TASK DESCRIPTION: Give the number of lines in the data that hold the word "Projekt", and nothing else.

RECORDS:
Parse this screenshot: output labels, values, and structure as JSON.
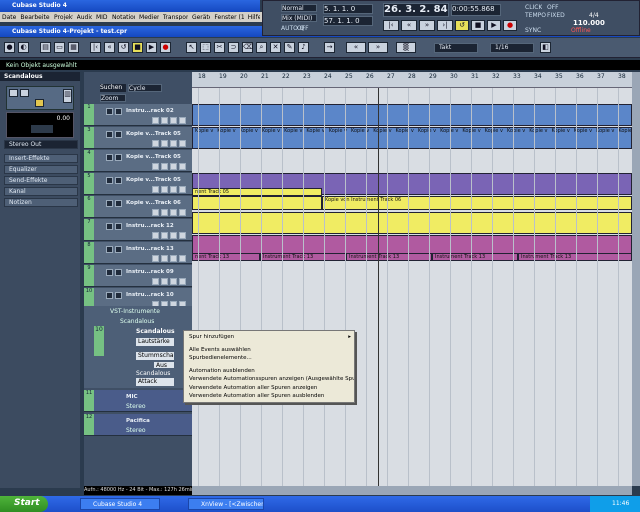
{
  "window": {
    "title": "Cubase Studio 4",
    "project_title": "Cubase Studio 4-Projekt - test.cpr"
  },
  "menu": [
    "Datei",
    "Bearbeiten",
    "Projekt",
    "Audio",
    "MIDI",
    "Notation",
    "Medien",
    "Transport",
    "Geräte",
    "Fenster (1)",
    "Hilfe"
  ],
  "transport": {
    "mode": "Normal",
    "mix": "Mix (MIDI)",
    "auto": "AUTO Q",
    "auto_state": "OFF",
    "left_locator": "5. 1. 1. 0",
    "right_locator": "57. 1. 1. 0",
    "position": "26. 3. 2. 84",
    "time": "0:00:55.868",
    "click_label": "CLICK",
    "click_state": "OFF",
    "tempo_label": "TEMPO",
    "tempo_mode": "FIXED",
    "signature": "4/4",
    "tempo": "110.000",
    "sync_label": "SYNC",
    "sync_state": "Offline"
  },
  "toolbar": {
    "snap_label": "Takt",
    "quantize": "1/16"
  },
  "infobar": "Kein Objekt ausgewählt",
  "inspector": {
    "track_name": "Scandalous",
    "value": "0.00",
    "output": "Stereo Out",
    "sections": [
      "Insert-Effekte",
      "Equalizer",
      "Send-Effekte",
      "Kanal",
      "Notizen"
    ],
    "search_label": "Suchen",
    "cycle": "Cycle",
    "zoom": "Zoom"
  },
  "tracks": [
    {
      "num": "1",
      "name": "Instru...rack 02"
    },
    {
      "num": "3",
      "name": "Kopie v...Track 05"
    },
    {
      "num": "4",
      "name": "Kopie v...Track 05"
    },
    {
      "num": "5",
      "name": "Kopie v...Track 05"
    },
    {
      "num": "6",
      "name": "Kopie v...Track 06"
    },
    {
      "num": "7",
      "name": "Instru...rack 12"
    },
    {
      "num": "8",
      "name": "Instru...rack 13"
    },
    {
      "num": "9",
      "name": "Instru...rack 09"
    },
    {
      "num": "10",
      "name": "Instru...rack 10"
    }
  ],
  "vst_folder": {
    "label": "VST-Instrumente",
    "sub": "Scandalous",
    "track_num": "10",
    "track_name": "Scandalous",
    "param": "Lautstärke",
    "param2": "Stummschalten",
    "param2_val": "Aus",
    "sub2": "Scandalous",
    "param3": "Attack"
  },
  "extra_tracks": [
    {
      "num": "11",
      "name": "MIC",
      "sub": "Stereo"
    },
    {
      "num": "12",
      "name": "Pacifica",
      "sub": "Stereo"
    }
  ],
  "ruler": [
    "18",
    "19",
    "20",
    "21",
    "22",
    "23",
    "24",
    "25",
    "26",
    "27",
    "28",
    "29",
    "30",
    "31",
    "32",
    "33",
    "34",
    "35",
    "36",
    "37",
    "38"
  ],
  "parts": {
    "p1": "nent Track 05",
    "p2": "Kopie von Instrument Track 06",
    "p3": "nent Track 13",
    "p4": "Instrument Track 13",
    "repeat": "Kopie v"
  },
  "context_menu": [
    "Spur hinzufügen",
    "Alle Events auswählen",
    "Spurbedienelemente...",
    "Automation ausblenden",
    "Verwendete Automationsspuren anzeigen (Ausgewählte Spuren)",
    "Verwendete Automation aller Spuren anzeigen",
    "Verwendete Automation aller Spuren ausblenden"
  ],
  "status": "Aufn.: 48000 Hz - 24 Bit - Max.: 127h 26min",
  "taskbar": {
    "start": "Start",
    "tasks": [
      "Cubase Studio 4",
      "XnView - [<Zwischen..."
    ],
    "clock": "11:46"
  },
  "colors": {
    "blue_track": "#5b86c9",
    "purple_track": "#7a64b5",
    "yellow_track": "#f0ec63",
    "magenta_track": "#b05aa0",
    "green_track": "#76c183"
  }
}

EXERCISE OUTPUT: 2